Task to carry out
Every record must be written out once more, with nothing added or omitted.
— BEGIN Extracted records —
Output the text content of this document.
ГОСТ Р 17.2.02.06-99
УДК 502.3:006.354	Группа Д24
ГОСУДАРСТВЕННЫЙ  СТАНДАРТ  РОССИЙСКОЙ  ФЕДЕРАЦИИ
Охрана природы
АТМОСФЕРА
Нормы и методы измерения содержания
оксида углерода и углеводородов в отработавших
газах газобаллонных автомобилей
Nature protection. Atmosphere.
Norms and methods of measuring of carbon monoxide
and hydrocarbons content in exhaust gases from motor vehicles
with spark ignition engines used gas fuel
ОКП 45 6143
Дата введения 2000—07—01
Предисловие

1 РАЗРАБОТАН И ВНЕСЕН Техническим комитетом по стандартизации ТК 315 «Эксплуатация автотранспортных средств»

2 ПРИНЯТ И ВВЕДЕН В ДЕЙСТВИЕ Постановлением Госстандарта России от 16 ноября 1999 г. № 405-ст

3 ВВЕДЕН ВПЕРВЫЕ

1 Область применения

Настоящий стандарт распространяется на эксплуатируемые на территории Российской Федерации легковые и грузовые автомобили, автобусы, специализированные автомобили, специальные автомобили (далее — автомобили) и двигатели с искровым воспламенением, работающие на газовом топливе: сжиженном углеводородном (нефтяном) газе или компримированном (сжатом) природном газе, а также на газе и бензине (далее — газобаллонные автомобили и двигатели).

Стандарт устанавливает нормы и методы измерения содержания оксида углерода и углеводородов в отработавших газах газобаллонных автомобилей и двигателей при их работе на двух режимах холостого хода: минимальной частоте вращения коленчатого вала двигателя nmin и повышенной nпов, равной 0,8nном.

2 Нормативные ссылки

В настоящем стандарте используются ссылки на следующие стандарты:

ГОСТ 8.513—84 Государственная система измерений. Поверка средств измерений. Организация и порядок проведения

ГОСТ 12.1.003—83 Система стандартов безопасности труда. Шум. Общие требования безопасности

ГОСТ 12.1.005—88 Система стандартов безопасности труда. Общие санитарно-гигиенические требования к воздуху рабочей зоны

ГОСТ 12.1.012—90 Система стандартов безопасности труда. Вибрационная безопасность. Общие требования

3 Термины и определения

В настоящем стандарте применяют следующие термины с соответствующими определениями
— END Extracted records —
Solution
Output the text content of this document.
ГОСТ Р 17.2.02.06-99
УДК 502.3:006.354	Группа Д24
ГОСУДАРСТВЕННЫЙ  СТАНДАРТ  РОССИЙСКОЙ  ФЕДЕРАЦИИ
Охрана природы
АТМОСФЕРА
Нормы и методы измерения содержания
оксида углерода и углеводородов в отработавших
газах газобаллонных автомобилей
Nature protection. Atmosphere.
Norms and methods of measuring of carbon monoxide
and hydrocarbons content in exhaust gases from motor vehicles
with spark ignition engines used gas fuel
ОКП 45 6143
Дата введения 2000—07—01
Предисловие

1 РАЗРАБОТАН И ВНЕСЕН Техническим комитетом по стандартизации ТК 315 «Эксплуатация автотранспортных средств»

2 ПРИНЯТ И ВВЕДЕН В ДЕЙСТВИЕ Постановлением Госстандарта России от 16 ноября 1999 г. № 405-ст

3 ВВЕДЕН ВПЕРВЫЕ

1 Область применения

Настоящий стандарт распространяется на эксплуатируемые на территории Российской Федерации легковые и грузовые автомобили, автобусы, специализированные автомобили, специальные автомобили (далее — автомобили) и двигатели с искровым воспламенением, работающие на газовом топливе: сжиженном углеводородном (нефтяном) газе или компримированном (сжатом) природном газе, а также на газе и бензине (далее — газобаллонные автомобили и двигатели).

Стандарт устанавливает нормы и методы измерения содержания оксида углерода и углеводородов в отработавших газах газобаллонных автомобилей и двигателей при их работе на двух режимах холостого хода: минимальной частоте вращения коленчатого вала двигателя nmin и повышенной nпов, равной 0,8nном.

2 Нормативные ссылки

В настоящем стандарте используются ссылки на следующие стандарты:

ГОСТ 8.513—84 Государственная система измерений. Поверка средств измерений. Организация и порядок проведения

ГОСТ 12.1.003—83 Система стандартов безопасности труда. Шум. Общие требования безопасности

ГОСТ 12.1.005—88 Система стандартов безопасности труда. Общие санитарно-гигиенические требования к воздуху рабочей зоны

ГОСТ 12.1.012—90 Система стандартов безопасности труда. Вибрационная безопасность. Общие требования

3 Термины и определения

В настоящем стандарте применяют следующие термины с соответствующими определениями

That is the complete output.